▶ Input

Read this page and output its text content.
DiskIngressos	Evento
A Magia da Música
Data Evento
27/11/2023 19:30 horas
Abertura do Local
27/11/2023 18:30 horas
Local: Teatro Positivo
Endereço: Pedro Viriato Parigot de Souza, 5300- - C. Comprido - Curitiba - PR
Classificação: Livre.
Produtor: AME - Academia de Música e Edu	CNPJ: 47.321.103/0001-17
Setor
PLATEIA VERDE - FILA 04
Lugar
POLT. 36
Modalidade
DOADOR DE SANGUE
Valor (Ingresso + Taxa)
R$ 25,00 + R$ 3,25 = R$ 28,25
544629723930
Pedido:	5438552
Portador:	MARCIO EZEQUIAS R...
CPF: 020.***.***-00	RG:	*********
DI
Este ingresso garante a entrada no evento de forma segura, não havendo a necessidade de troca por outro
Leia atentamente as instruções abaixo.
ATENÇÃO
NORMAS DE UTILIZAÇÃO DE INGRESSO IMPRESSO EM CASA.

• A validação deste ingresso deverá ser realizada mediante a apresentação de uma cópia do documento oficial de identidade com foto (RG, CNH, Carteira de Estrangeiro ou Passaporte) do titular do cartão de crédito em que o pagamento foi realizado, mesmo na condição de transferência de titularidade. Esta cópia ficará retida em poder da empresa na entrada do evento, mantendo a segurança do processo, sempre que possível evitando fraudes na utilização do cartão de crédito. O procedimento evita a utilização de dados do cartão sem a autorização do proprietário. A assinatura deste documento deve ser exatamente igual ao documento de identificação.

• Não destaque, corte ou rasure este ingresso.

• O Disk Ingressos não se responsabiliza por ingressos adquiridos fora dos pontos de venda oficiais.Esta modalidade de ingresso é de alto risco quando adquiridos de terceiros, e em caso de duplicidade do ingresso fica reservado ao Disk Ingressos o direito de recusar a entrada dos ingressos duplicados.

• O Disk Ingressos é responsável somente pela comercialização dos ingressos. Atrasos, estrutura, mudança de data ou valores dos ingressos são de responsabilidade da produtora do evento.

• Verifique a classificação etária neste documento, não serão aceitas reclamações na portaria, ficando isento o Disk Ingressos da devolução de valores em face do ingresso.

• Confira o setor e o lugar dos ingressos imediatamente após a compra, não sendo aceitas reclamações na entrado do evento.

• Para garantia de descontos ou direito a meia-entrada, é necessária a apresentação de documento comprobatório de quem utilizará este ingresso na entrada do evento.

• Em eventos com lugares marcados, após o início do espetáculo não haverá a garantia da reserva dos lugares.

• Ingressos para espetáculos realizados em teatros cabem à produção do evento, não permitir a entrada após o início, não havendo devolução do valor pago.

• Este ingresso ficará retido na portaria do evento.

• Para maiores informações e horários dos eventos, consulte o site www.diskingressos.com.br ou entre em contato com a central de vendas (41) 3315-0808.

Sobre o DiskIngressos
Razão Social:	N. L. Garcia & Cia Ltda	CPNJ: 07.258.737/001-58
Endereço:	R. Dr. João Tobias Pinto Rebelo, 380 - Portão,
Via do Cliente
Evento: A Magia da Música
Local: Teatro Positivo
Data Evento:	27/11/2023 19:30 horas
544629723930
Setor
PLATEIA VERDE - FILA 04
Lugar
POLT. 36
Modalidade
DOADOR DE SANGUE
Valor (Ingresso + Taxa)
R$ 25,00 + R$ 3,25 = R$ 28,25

▶ Requirement
Look through the material and say how many lines hold "havendo". Give the number only.

▶ Correct response
2